## start Given data

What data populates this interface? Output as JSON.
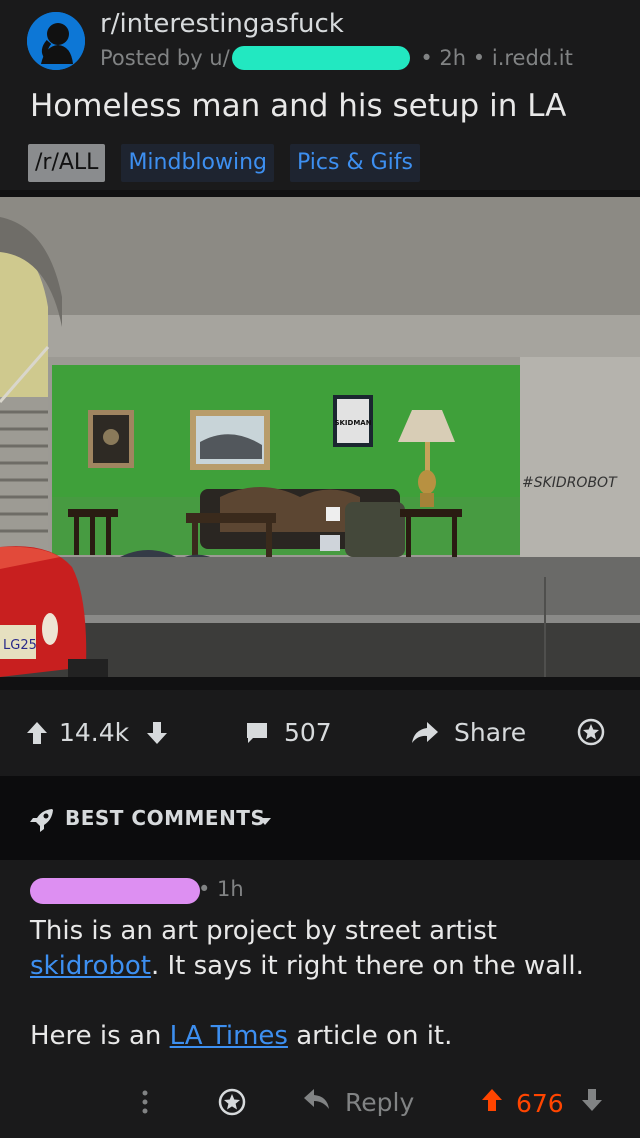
{
  "post": {
    "subreddit": "r/interestingasfuck",
    "posted_by_prefix": "Posted by u/",
    "age": "• 2h •",
    "domain": "i.redd.it",
    "title": "Homeless man and his setup in LA",
    "flairs": [
      "/r/ALL",
      "Mindblowing",
      "Pics & Gifs"
    ],
    "image": {
      "wall_tag": "#SKIDROBOT",
      "sign_text": "SKIDMAN",
      "plate_text": "LG25"
    }
  },
  "actions": {
    "score": "14.4k",
    "comments": "507",
    "share": "Share"
  },
  "sort": {
    "label": "BEST COMMENTS"
  },
  "comment": {
    "age": "• 1h",
    "line1_before": "This is an art project by street artist ",
    "line1_link": "skidrobot",
    "line1_after": ". It says it right there on the wall.",
    "line2_before": "Here is an ",
    "line2_link": "LA Times",
    "line2_after": " article on it.",
    "reply": "Reply",
    "score": "676"
  },
  "colors": {
    "upvote": "#ff4500",
    "link": "#3d8ff0",
    "user_redact": "#22e8c1",
    "commenter_redact": "#dd8ff2",
    "avatar": "#0d77d6"
  },
  "icons": [
    "upvote-icon",
    "downvote-icon",
    "comment-icon",
    "share-icon",
    "award-icon",
    "rocket-icon",
    "chevron-down-icon",
    "more-icon",
    "reply-icon"
  ]
}
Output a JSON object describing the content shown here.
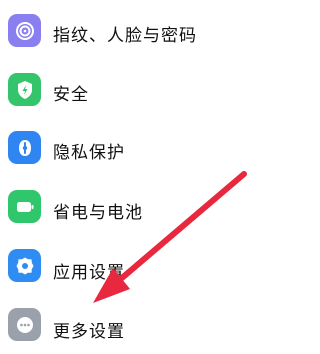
{
  "settings": {
    "items": [
      {
        "label": "指纹、人脸与密码",
        "icon": "fingerprint-icon",
        "color": "#8a7ff0"
      },
      {
        "label": "安全",
        "icon": "shield-icon",
        "color": "#34c46b"
      },
      {
        "label": "隐私保护",
        "icon": "privacy-icon",
        "color": "#2f86f2"
      },
      {
        "label": "省电与电池",
        "icon": "battery-icon",
        "color": "#2fc66c"
      },
      {
        "label": "应用设置",
        "icon": "gear-icon",
        "color": "#2f8cf2"
      },
      {
        "label": "更多设置",
        "icon": "more-icon",
        "color": "#9aa1ab"
      }
    ]
  },
  "annotation": {
    "arrow_color": "#e8283f"
  }
}
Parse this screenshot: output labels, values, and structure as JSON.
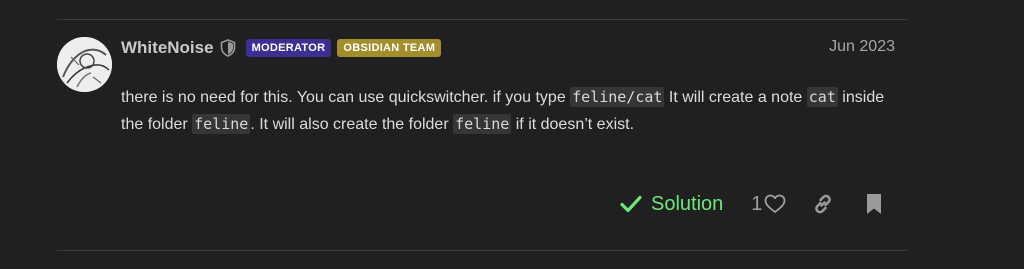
{
  "post": {
    "author": {
      "username": "WhiteNoise",
      "badges": [
        {
          "label": "MODERATOR",
          "color": "#3c2f94"
        },
        {
          "label": "OBSIDIAN TEAM",
          "color": "#a48d2c"
        }
      ]
    },
    "date": "Jun 2023",
    "body": {
      "t1": "there is no need for this. You can use quickswitcher. if you type ",
      "c1": "feline/cat",
      "t2": " It will create a note ",
      "c2": "cat",
      "t3": " inside the folder ",
      "c3": "feline",
      "t4": ". It will also create the folder ",
      "c4": "feline",
      "t5": " if it doesn’t exist."
    },
    "actions": {
      "solution_label": "Solution",
      "like_count": "1"
    }
  },
  "icons": {
    "shield": "shield-icon",
    "check": "check-icon",
    "heart": "heart-icon",
    "link": "link-icon",
    "bookmark": "bookmark-icon"
  },
  "colors": {
    "background": "#202020",
    "solution": "#6ce87b"
  }
}
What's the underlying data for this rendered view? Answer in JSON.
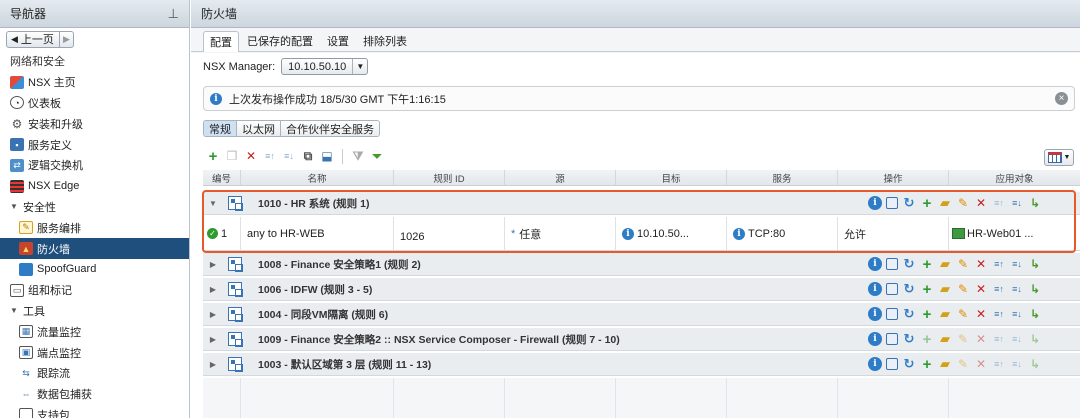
{
  "navigator": {
    "title": "导航器",
    "back_label": "上一页",
    "items": [
      {
        "label": "网络和安全",
        "kind": "section"
      },
      {
        "label": "NSX 主页",
        "icon": "nsx-home-icon"
      },
      {
        "label": "仪表板",
        "icon": "dashboard-icon"
      },
      {
        "label": "安装和升级",
        "icon": "gear-icon"
      },
      {
        "label": "服务定义",
        "icon": "service-definition-icon"
      },
      {
        "label": "逻辑交换机",
        "icon": "logical-switch-icon"
      },
      {
        "label": "NSX Edge",
        "icon": "edge-icon"
      },
      {
        "label": "安全性",
        "kind": "group"
      },
      {
        "label": "服务编排",
        "icon": "service-composer-icon"
      },
      {
        "label": "防火墙",
        "icon": "firewall-icon",
        "selected": true
      },
      {
        "label": "SpoofGuard",
        "icon": "spoofguard-icon"
      },
      {
        "label": "组和标记",
        "icon": "groups-tags-icon"
      },
      {
        "label": "工具",
        "kind": "group"
      },
      {
        "label": "流量监控",
        "icon": "flow-monitor-icon"
      },
      {
        "label": "端点监控",
        "icon": "endpoint-monitor-icon"
      },
      {
        "label": "跟踪流",
        "icon": "traceflow-icon"
      },
      {
        "label": "数据包捕获",
        "icon": "packet-capture-icon"
      },
      {
        "label": "支持包",
        "icon": "support-bundle-icon"
      }
    ]
  },
  "main": {
    "title": "防火墙",
    "tabs": [
      "配置",
      "已保存的配置",
      "设置",
      "排除列表"
    ],
    "manager_label": "NSX Manager:",
    "manager_value": "10.10.50.10",
    "info_message": "上次发布操作成功 18/5/30 GMT 下午1:16:15",
    "subtabs": [
      "常规",
      "以太网",
      "合作伙伴安全服务"
    ],
    "columns": [
      "编号",
      "名称",
      "规则 ID",
      "源",
      "目标",
      "服务",
      "操作",
      "应用对象"
    ],
    "sections": [
      "1010 - HR 系统 (规则 1)",
      "1008 - Finance 安全策略1 (规则 2)",
      "1006 - IDFW (规则 3 - 5)",
      "1004 - 同段VM隔离 (规则 6)",
      "1009 - Finance 安全策略2 :: NSX Service Composer - Firewall (规则 7 - 10)",
      "1003 - 默认区域第 3 层 (规则 11 - 13)"
    ],
    "rule": {
      "number": "1",
      "name": "any to HR-WEB",
      "rule_id": "1026",
      "source": "任意",
      "destination": "10.10.50...",
      "service": "TCP:80",
      "action": "允许",
      "applied_to": "HR-Web01 ..."
    }
  },
  "colors": {
    "highlight": "#e45a2a",
    "nav_selected": "#1f4f7d",
    "info_blue": "#2f7cc6"
  }
}
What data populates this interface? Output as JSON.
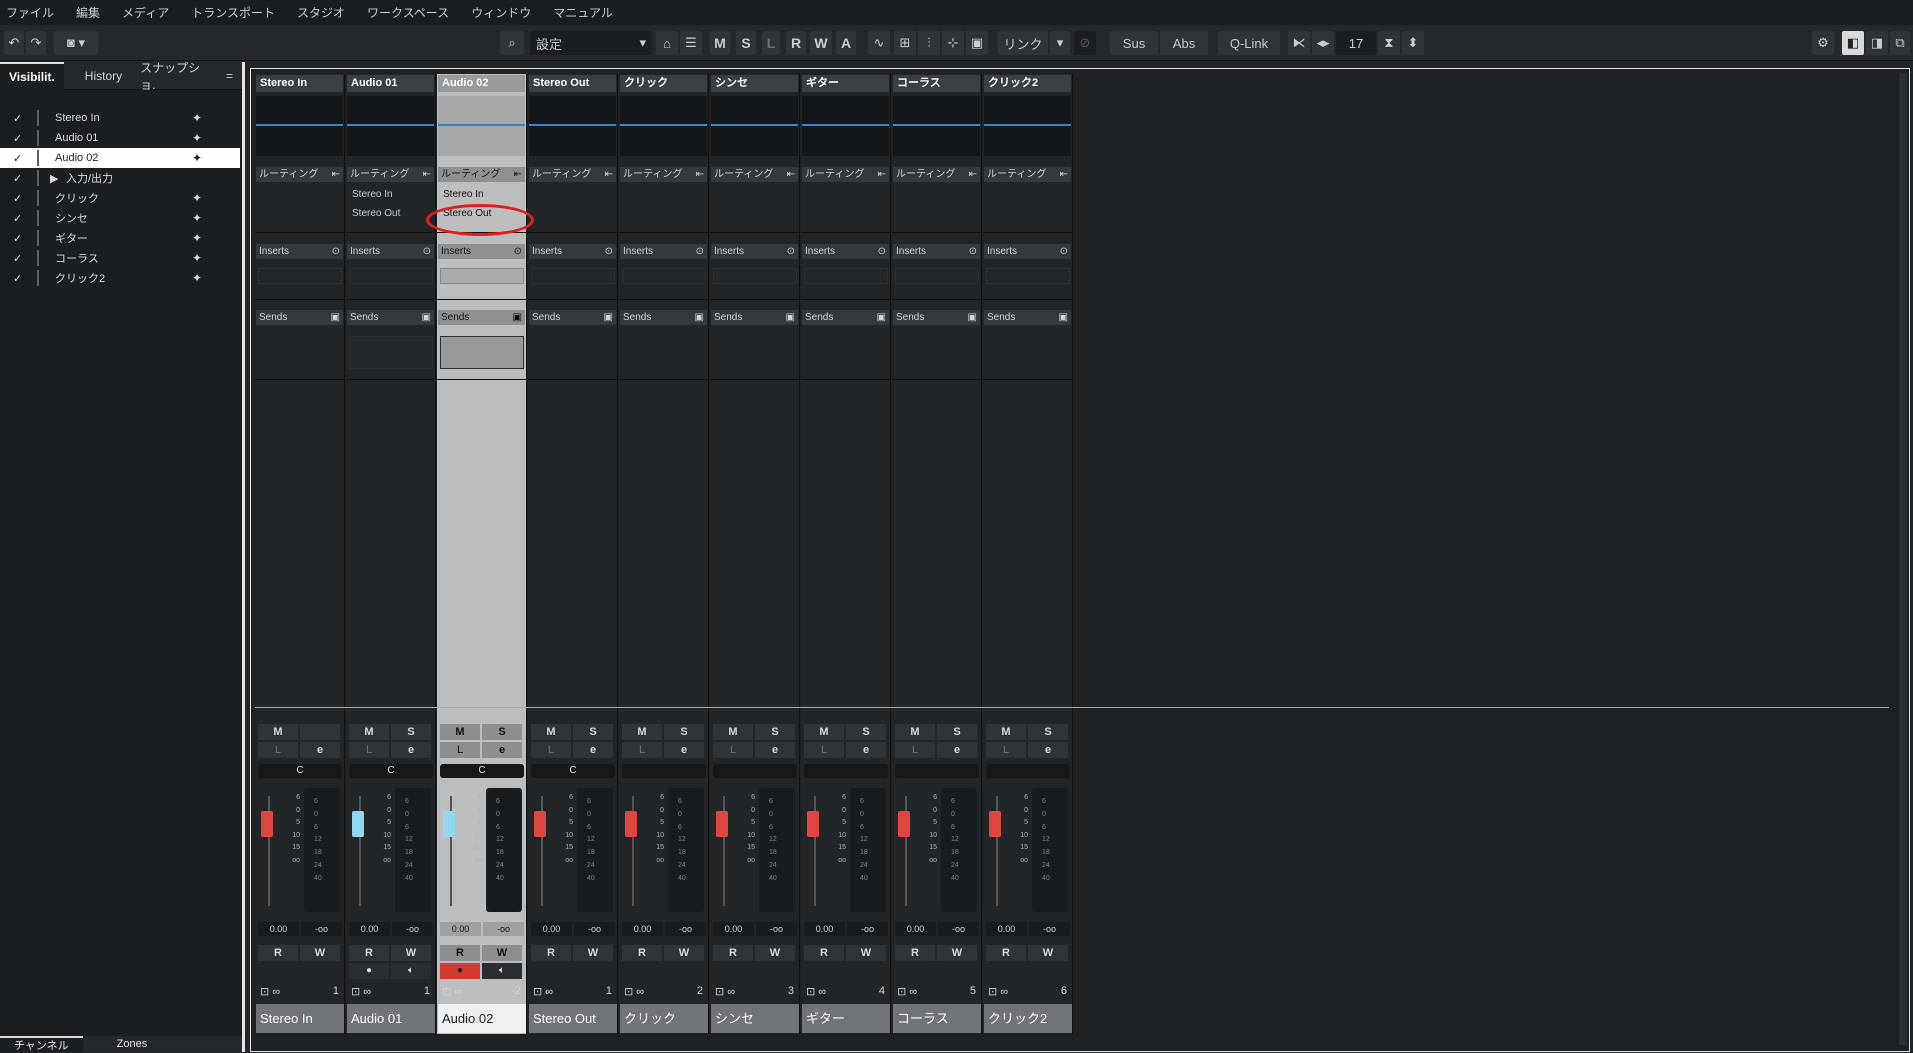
{
  "menu": [
    "ファイル",
    "編集",
    "メディア",
    "トランスポート",
    "スタジオ",
    "ワークスペース",
    "ウィンドウ",
    "マニュアル"
  ],
  "toolbar": {
    "preset": "設定",
    "mode_letters": [
      "M",
      "S",
      "L",
      "R",
      "W",
      "A"
    ],
    "link": "リンク",
    "sus": "Sus",
    "abs": "Abs",
    "qlink": "Q-Link",
    "channel_count": "17"
  },
  "left_panel": {
    "tabs": [
      "Visibilit.",
      "History",
      "スナップショ."
    ],
    "items": [
      {
        "name": "Stereo In",
        "check": "✓",
        "selected": false
      },
      {
        "name": "Audio 01",
        "check": "✓",
        "selected": false
      },
      {
        "name": "Audio 02",
        "check": "✓",
        "selected": true
      },
      {
        "name": "入力/出力",
        "check": "✓",
        "selected": false
      },
      {
        "name": "クリック",
        "check": "✓",
        "selected": false
      },
      {
        "name": "シンセ",
        "check": "✓",
        "selected": false
      },
      {
        "name": "ギター",
        "check": "✓",
        "selected": false
      },
      {
        "name": "コーラス",
        "check": "✓",
        "selected": false
      },
      {
        "name": "クリック2",
        "check": "✓",
        "selected": false
      }
    ],
    "bottom_tabs": [
      "チャンネル",
      "Zones"
    ]
  },
  "mixer": {
    "routing_label": "ルーティング",
    "inserts_label": "Inserts",
    "sends_label": "Sends",
    "routing_in": "Stereo In",
    "routing_out": "Stereo Out",
    "mute": "M",
    "solo": "S",
    "listen": "L",
    "read": "R",
    "write": "W",
    "volume": "0.00",
    "peak": "-oo",
    "fader_scale": [
      "6",
      "0",
      "5",
      "10",
      "15",
      "",
      "",
      "oo"
    ],
    "meter_scale": [
      "6",
      "0",
      "6",
      "12",
      "18",
      "24",
      "",
      "40"
    ],
    "channels": [
      {
        "name": "Stereo In",
        "number": "1",
        "fader": "red",
        "solo": false,
        "routing": false,
        "pan": "C",
        "rec": false
      },
      {
        "name": "Audio 01",
        "number": "1",
        "fader": "blue",
        "solo": true,
        "routing": true,
        "pan": "C",
        "rec": true
      },
      {
        "name": "Audio 02",
        "number": "2",
        "fader": "blue",
        "solo": true,
        "routing": true,
        "pan": "C",
        "rec": true,
        "selected": true
      },
      {
        "name": "Stereo Out",
        "number": "1",
        "fader": "red",
        "solo": true,
        "routing": false,
        "pan": "C",
        "rec": false
      },
      {
        "name": "クリック",
        "number": "2",
        "fader": "red",
        "solo": true,
        "routing": false,
        "pan": "",
        "rec": false
      },
      {
        "name": "シンセ",
        "number": "3",
        "fader": "red",
        "solo": true,
        "routing": false,
        "pan": "",
        "rec": false
      },
      {
        "name": "ギター",
        "number": "4",
        "fader": "red",
        "solo": true,
        "routing": false,
        "pan": "",
        "rec": false
      },
      {
        "name": "コーラス",
        "number": "5",
        "fader": "red",
        "solo": true,
        "routing": false,
        "pan": "",
        "rec": false
      },
      {
        "name": "クリック2",
        "number": "6",
        "fader": "red",
        "solo": true,
        "routing": false,
        "pan": "",
        "rec": false
      }
    ]
  },
  "colors": {
    "accent_line": "#3a83c9",
    "fader_red": "#e0453f",
    "fader_blue": "#8fd7f2",
    "rec_on": "#d43a34",
    "annotation": "#e0201e"
  }
}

## end Given data

_Stated exercise_.
Copy all lines of the listing above that contain the string "Stereo".

_Answer to the problem_.
        "name": "Stereo In",
    "routing_in": "Stereo In",
    "routing_out": "Stereo Out",
        "name": "Stereo In",
        "name": "Stereo Out",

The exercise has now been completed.